[Materials provided]
"""

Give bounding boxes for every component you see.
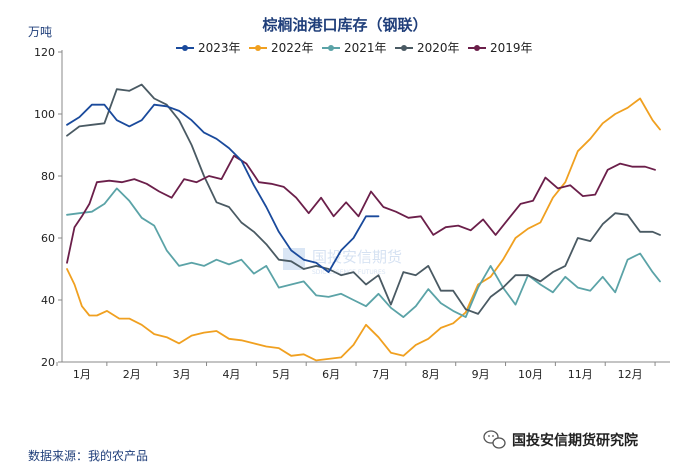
wechat-icon [483,430,506,449]
watermark-text: 国投安信期货 [312,248,402,266]
x-tick-label: 7月 [372,368,390,381]
x-tick-label: 3月 [173,368,191,381]
axes [61,50,670,363]
y-tick-label: 20 [41,356,55,369]
legend-label: 2023年 [198,41,241,55]
y-tick-label: 40 [41,294,55,307]
legend-item: 2023年 [176,41,241,55]
watermark-logo-icon [283,248,305,270]
x-tick-label: 10月 [518,368,543,381]
y-tick-label: 120 [34,46,55,59]
y-ticks: 20 40 60 80 100 120 [34,46,62,369]
y-axis-unit: 万吨 [28,25,52,39]
legend-label: 2020年 [417,41,460,55]
series-line [66,103,380,273]
x-tick-label: 5月 [272,368,290,381]
series-line [66,154,656,264]
brand-name: 国投安信期货研究院 [512,432,638,449]
x-tick-label: 4月 [222,368,240,381]
legend-marker [474,45,480,51]
legend-label: 2022年 [271,41,314,55]
legend-item: 2020年 [395,41,460,55]
x-tick-label: 11月 [568,368,593,381]
series-group [66,83,661,362]
y-tick-label: 100 [34,108,55,121]
legend-label: 2021年 [344,41,387,55]
chart-title: 棕榈油港口库存（钢联） [262,16,427,34]
footer-brand: 国投安信期货研究院 [483,430,638,449]
x-tick-label: 9月 [472,368,490,381]
y-tick-label: 80 [41,170,55,183]
legend-marker [182,45,188,51]
x-tick-label: 2月 [123,368,141,381]
watermark: 国投安信期货 SDIC ESSENCE FUTURES [283,248,402,276]
legend: 2023年 2022年 2021年 2020年 2019年 [176,41,533,55]
series-2019年 [66,154,656,264]
legend-item: 2021年 [322,41,387,55]
x-ticks: 1月 2月 3月 4月 5月 6月 7月 8月 9月 10月 11月 12月 [56,362,656,381]
legend-item: 2022年 [249,41,314,55]
series-2023年 [66,103,380,273]
legend-marker [255,45,261,51]
y-tick-label: 60 [41,232,55,245]
x-tick-label: 1月 [73,368,91,381]
legend-marker [328,45,334,51]
series-2020年 [66,83,661,315]
legend-label: 2019年 [490,41,533,55]
source-note: 数据来源：我的农产品 [28,448,148,463]
legend-marker [401,45,407,51]
x-tick-label: 8月 [422,368,440,381]
series-line [66,83,661,315]
x-tick-label: 12月 [618,368,643,381]
legend-item: 2019年 [468,41,533,55]
x-tick-label: 6月 [322,368,340,381]
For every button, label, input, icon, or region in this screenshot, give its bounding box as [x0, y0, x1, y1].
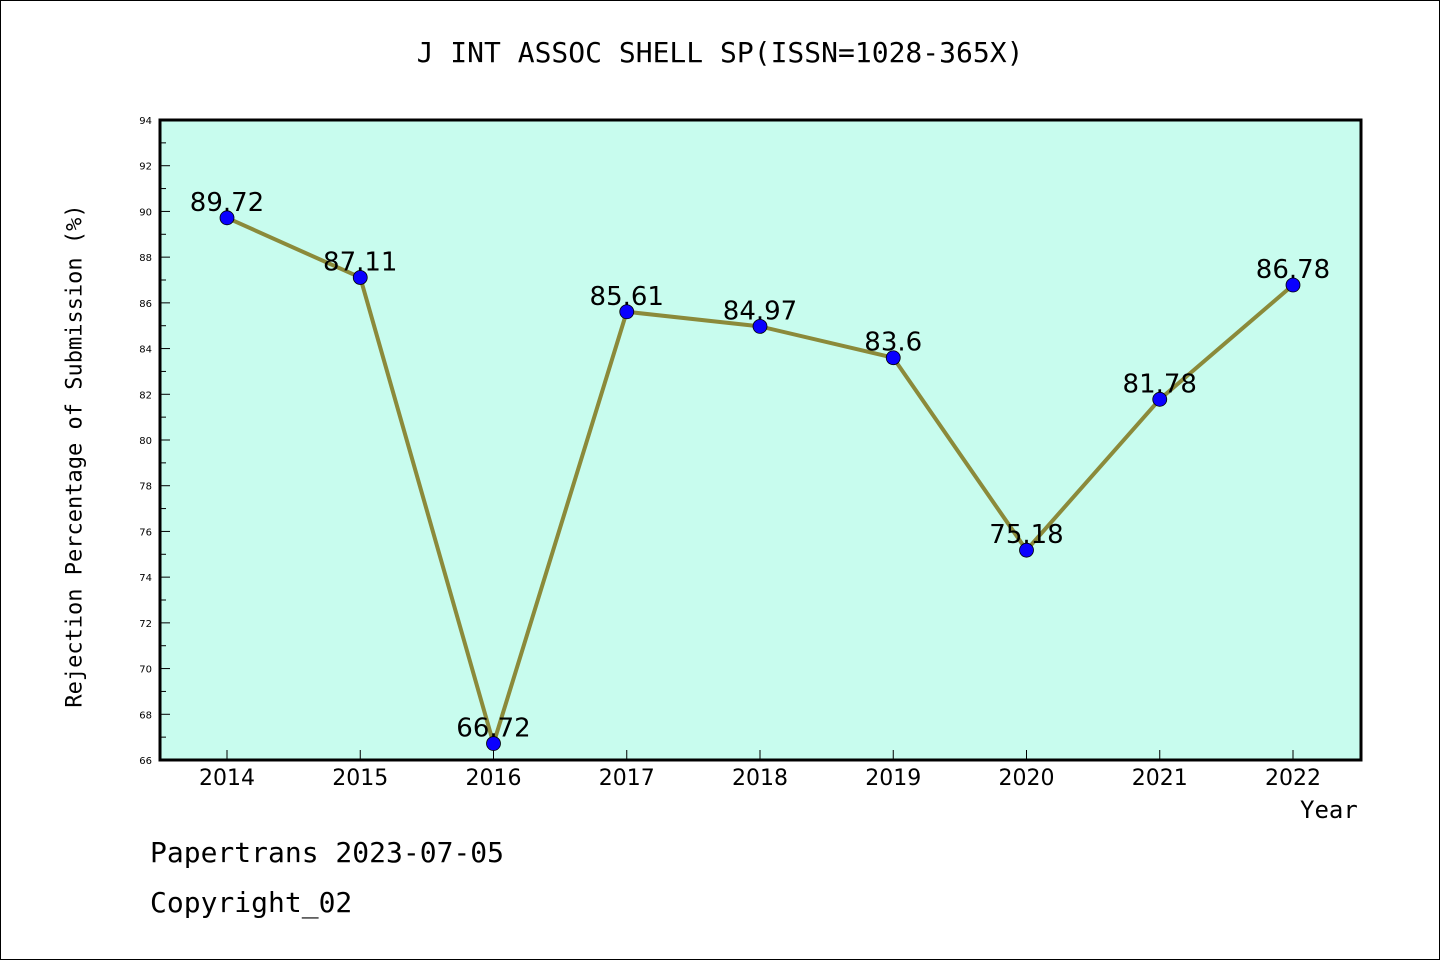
x-tick-label: 2014 [199, 766, 255, 791]
y-tick-label: 78 [139, 482, 152, 493]
data-point [1152, 391, 1168, 407]
data-label: 86.78 [1256, 255, 1330, 285]
data-label: 66.72 [456, 714, 530, 744]
chart-title: J INT ASSOC SHELL SP(ISSN=1028-365X) [416, 36, 1024, 69]
data-point [486, 736, 501, 751]
y-tick-label: 74 [139, 573, 152, 584]
data-point [1019, 542, 1034, 558]
y-axis: 66 68 70 72 74 76 78 80 82 84 86 88 90 92 94 [139, 116, 170, 767]
x-tick-label: 2022 [1265, 766, 1321, 791]
data-label: 84.97 [723, 296, 797, 326]
footer-copyright: Copyright_02 [150, 886, 353, 919]
x-tick-label: 2019 [865, 766, 921, 791]
x-axis: 2014 2015 2016 2017 2018 2019 2020 2021 2022 [199, 750, 1321, 791]
data-label: 75.18 [989, 520, 1063, 550]
data-label: 87.11 [323, 247, 397, 277]
y-tick-label: 86 [139, 299, 152, 310]
y-tick-label: 92 [139, 162, 152, 173]
y-tick-label: 82 [139, 390, 152, 401]
y-tick-label: 66 [139, 756, 152, 767]
footer-papertrans: Papertrans 2023-07-05 [150, 836, 505, 869]
data-label: 89.72 [190, 188, 264, 218]
y-tick-label: 76 [139, 527, 152, 538]
x-tick-label: 2016 [466, 766, 522, 791]
data-point [619, 304, 635, 320]
data-point [1285, 277, 1301, 293]
data-labels: 89.72 87.11 66.72 85.61 84.97 83.6 75.18 81.78 8… [190, 188, 1330, 744]
data-label: 83.6 [864, 328, 922, 358]
data-point [352, 270, 368, 285]
x-tick-label: 2015 [332, 766, 388, 791]
data-markers [219, 210, 1301, 751]
y-tick-label: 88 [139, 253, 152, 264]
x-tick-label: 2017 [599, 766, 655, 791]
plot-area [158, 118, 1363, 762]
data-point [752, 318, 768, 334]
x-tick-label: 2021 [1132, 766, 1188, 791]
y-tick-label: 80 [139, 436, 152, 447]
y-tick-label: 68 [139, 710, 152, 721]
y-tick-label: 70 [139, 665, 152, 676]
x-tick-label: 2018 [732, 766, 788, 791]
x-axis-label: Year [1300, 796, 1358, 824]
y-tick-label: 72 [139, 619, 152, 630]
data-label: 81.78 [1123, 369, 1197, 399]
x-tick-label: 2020 [999, 766, 1055, 791]
data-label: 85.61 [590, 282, 664, 312]
data-point [885, 350, 901, 366]
y-tick-label: 90 [139, 207, 152, 218]
data-point [219, 210, 235, 226]
y-tick-label: 84 [139, 345, 152, 356]
y-tick-label: 94 [139, 116, 152, 127]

"""

[To be done] Copy out every line of both records above verbatim, leaving out the pictures.

[Response to the exercise]
Give bounding boxes for every component you see.
wechat-icon [483,430,506,449]
watermark-text: 国投安信期货 [312,248,402,266]
x-tick-label: 7月 [372,368,390,381]
x-tick-label: 3月 [173,368,191,381]
axes [61,50,670,363]
y-tick-label: 20 [41,356,55,369]
legend-label: 2023年 [198,41,241,55]
y-tick-label: 40 [41,294,55,307]
legend-item: 2023年 [176,41,241,55]
watermark-logo-icon [283,248,305,270]
x-tick-label: 10月 [518,368,543,381]
y-tick-label: 120 [34,46,55,59]
y-ticks: 20 40 60 80 100 120 [34,46,62,369]
y-axis-unit: 万吨 [28,25,52,39]
legend-label: 2020年 [417,41,460,55]
series-line [66,103,380,273]
x-tick-label: 5月 [272,368,290,381]
series-line [66,154,656,264]
brand-name: 国投安信期货研究院 [512,432,638,449]
x-tick-label: 4月 [222,368,240,381]
legend-marker [474,45,480,51]
legend-label: 2022年 [271,41,314,55]
legend-item: 2020年 [395,41,460,55]
x-tick-label: 11月 [568,368,593,381]
series-group [66,83,661,362]
y-tick-label: 100 [34,108,55,121]
legend-label: 2021年 [344,41,387,55]
chart-title: 棕榈油港口库存（钢联） [262,16,427,34]
footer-brand: 国投安信期货研究院 [483,430,638,449]
x-tick-label: 9月 [472,368,490,381]
y-tick-label: 80 [41,170,55,183]
legend-marker [182,45,188,51]
x-tick-label: 2月 [123,368,141,381]
watermark: 国投安信期货 SDIC ESSENCE FUTURES [283,248,402,276]
legend: 2023年 2022年 2021年 2020年 2019年 [176,41,533,55]
series-2019年 [66,154,656,264]
legend-item: 2021年 [322,41,387,55]
x-ticks: 1月 2月 3月 4月 5月 6月 7月 8月 9月 10月 11月 12月 [56,362,656,381]
legend-item: 2022年 [249,41,314,55]
series-2023年 [66,103,380,273]
legend-marker [255,45,261,51]
y-tick-label: 60 [41,232,55,245]
x-tick-label: 1月 [73,368,91,381]
legend-marker [328,45,334,51]
series-2020年 [66,83,661,315]
legend-label: 2019年 [490,41,533,55]
source-note: 数据来源：我的农产品 [28,448,148,463]
legend-marker [401,45,407,51]
x-tick-label: 8月 [422,368,440,381]
series-line [66,83,661,315]
x-tick-label: 12月 [618,368,643,381]
legend-item: 2019年 [468,41,533,55]
x-tick-label: 6月 [322,368,340,381]
For every button, label, input, icon, or region in this screenshot, give its bounding box as [x0, y0, x1, y1].
x-tick-label: 2014 [199, 766, 255, 791]
y-tick-label: 78 [139, 482, 152, 493]
data-point [1152, 391, 1168, 407]
data-label: 86.78 [1256, 255, 1330, 285]
data-label: 66.72 [456, 714, 530, 744]
chart-title: J INT ASSOC SHELL SP(ISSN=1028-365X) [416, 36, 1024, 69]
data-point [486, 736, 501, 751]
y-tick-label: 74 [139, 573, 152, 584]
data-point [1019, 542, 1034, 558]
y-axis: 66 68 70 72 74 76 78 80 82 84 86 88 90 92 94 [139, 116, 170, 767]
x-tick-label: 2022 [1265, 766, 1321, 791]
data-label: 84.97 [723, 296, 797, 326]
footer-copyright: Copyright_02 [150, 886, 353, 919]
x-tick-label: 2019 [865, 766, 921, 791]
x-axis: 2014 2015 2016 2017 2018 2019 2020 2021 2022 [199, 750, 1321, 791]
data-label: 75.18 [989, 520, 1063, 550]
data-label: 87.11 [323, 247, 397, 277]
y-tick-label: 86 [139, 299, 152, 310]
y-tick-label: 92 [139, 162, 152, 173]
y-tick-label: 82 [139, 390, 152, 401]
y-tick-label: 66 [139, 756, 152, 767]
footer-papertrans: Papertrans 2023-07-05 [150, 836, 505, 869]
data-label: 89.72 [190, 188, 264, 218]
y-tick-label: 76 [139, 527, 152, 538]
x-tick-label: 2016 [466, 766, 522, 791]
data-point [619, 304, 635, 320]
data-point [1285, 277, 1301, 293]
data-labels: 89.72 87.11 66.72 85.61 84.97 83.6 75.18 81.78 8… [190, 188, 1330, 744]
data-label: 83.6 [864, 328, 922, 358]
data-point [352, 270, 368, 285]
x-tick-label: 2015 [332, 766, 388, 791]
data-markers [219, 210, 1301, 751]
y-tick-label: 88 [139, 253, 152, 264]
x-tick-label: 2017 [599, 766, 655, 791]
plot-area [158, 118, 1363, 762]
data-point [752, 318, 768, 334]
x-tick-label: 2021 [1132, 766, 1188, 791]
y-tick-label: 80 [139, 436, 152, 447]
y-tick-label: 68 [139, 710, 152, 721]
y-tick-label: 70 [139, 665, 152, 676]
x-tick-label: 2018 [732, 766, 788, 791]
x-axis-label: Year [1300, 796, 1358, 824]
y-tick-label: 72 [139, 619, 152, 630]
data-label: 81.78 [1123, 369, 1197, 399]
x-tick-label: 2020 [999, 766, 1055, 791]
data-label: 85.61 [590, 282, 664, 312]
data-point [885, 350, 901, 366]
y-tick-label: 90 [139, 207, 152, 218]
data-point [219, 210, 235, 226]
y-tick-label: 84 [139, 345, 152, 356]
y-tick-label: 94 [139, 116, 152, 127]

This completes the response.